#### [Aim]
From the entries that follow, pick out all lines holding "down".

— Start —

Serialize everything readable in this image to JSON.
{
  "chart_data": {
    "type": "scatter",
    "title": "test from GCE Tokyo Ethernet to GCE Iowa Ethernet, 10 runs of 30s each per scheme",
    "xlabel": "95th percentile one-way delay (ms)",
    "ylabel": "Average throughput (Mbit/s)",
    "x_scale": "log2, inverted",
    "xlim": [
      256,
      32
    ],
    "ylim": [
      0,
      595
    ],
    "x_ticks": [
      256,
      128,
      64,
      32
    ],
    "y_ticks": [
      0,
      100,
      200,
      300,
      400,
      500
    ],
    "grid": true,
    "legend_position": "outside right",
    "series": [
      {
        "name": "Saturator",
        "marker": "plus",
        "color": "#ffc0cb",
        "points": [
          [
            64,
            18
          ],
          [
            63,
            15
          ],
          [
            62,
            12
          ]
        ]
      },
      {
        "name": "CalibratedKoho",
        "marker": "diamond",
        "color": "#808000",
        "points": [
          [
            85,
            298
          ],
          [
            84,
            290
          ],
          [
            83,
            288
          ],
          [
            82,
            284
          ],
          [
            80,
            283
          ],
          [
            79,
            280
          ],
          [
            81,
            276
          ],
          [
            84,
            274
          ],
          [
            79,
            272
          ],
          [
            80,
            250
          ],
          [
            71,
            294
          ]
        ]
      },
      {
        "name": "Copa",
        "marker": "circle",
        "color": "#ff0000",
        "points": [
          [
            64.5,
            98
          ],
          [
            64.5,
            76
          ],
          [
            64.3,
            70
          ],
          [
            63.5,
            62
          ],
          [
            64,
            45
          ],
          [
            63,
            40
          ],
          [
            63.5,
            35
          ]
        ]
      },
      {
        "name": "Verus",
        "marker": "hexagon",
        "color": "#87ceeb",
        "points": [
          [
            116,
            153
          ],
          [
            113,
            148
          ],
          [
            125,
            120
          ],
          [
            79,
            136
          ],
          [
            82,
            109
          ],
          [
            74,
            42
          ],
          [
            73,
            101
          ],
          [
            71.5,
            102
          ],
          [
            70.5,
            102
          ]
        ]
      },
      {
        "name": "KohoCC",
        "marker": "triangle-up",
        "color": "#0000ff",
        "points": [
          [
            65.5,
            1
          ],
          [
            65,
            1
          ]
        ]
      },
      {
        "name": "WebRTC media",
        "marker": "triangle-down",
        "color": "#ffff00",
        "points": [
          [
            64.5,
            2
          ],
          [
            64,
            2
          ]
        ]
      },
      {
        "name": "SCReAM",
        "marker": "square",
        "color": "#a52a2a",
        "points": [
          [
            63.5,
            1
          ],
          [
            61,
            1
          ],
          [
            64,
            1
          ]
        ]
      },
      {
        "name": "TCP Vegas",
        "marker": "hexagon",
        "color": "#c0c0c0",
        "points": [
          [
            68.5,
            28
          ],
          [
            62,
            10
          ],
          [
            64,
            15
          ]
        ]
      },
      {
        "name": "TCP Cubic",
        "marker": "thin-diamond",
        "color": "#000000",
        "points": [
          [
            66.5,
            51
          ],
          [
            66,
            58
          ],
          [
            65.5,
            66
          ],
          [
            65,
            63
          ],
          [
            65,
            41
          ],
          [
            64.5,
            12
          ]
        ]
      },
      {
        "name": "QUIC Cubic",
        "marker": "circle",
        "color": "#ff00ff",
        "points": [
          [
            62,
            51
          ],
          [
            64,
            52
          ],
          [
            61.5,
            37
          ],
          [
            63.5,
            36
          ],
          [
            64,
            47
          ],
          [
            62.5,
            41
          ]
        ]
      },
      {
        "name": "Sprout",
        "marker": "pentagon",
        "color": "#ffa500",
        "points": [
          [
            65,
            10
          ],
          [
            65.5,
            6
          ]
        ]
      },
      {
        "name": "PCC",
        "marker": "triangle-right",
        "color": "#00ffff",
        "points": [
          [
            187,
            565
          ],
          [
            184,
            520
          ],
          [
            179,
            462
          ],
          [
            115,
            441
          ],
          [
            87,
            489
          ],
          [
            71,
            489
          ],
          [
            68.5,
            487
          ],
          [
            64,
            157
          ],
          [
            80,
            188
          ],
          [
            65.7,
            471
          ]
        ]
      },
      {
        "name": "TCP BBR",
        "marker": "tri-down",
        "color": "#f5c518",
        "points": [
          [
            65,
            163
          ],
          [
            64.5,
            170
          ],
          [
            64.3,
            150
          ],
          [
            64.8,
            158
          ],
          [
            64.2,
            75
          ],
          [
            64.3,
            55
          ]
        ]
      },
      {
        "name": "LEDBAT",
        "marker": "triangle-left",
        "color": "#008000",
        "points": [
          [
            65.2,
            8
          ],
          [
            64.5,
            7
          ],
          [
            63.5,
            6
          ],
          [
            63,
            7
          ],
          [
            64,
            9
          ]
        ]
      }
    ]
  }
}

— End —

#### [Solution to the problem]
        "marker": "triangle-down",
        "marker": "tri-down",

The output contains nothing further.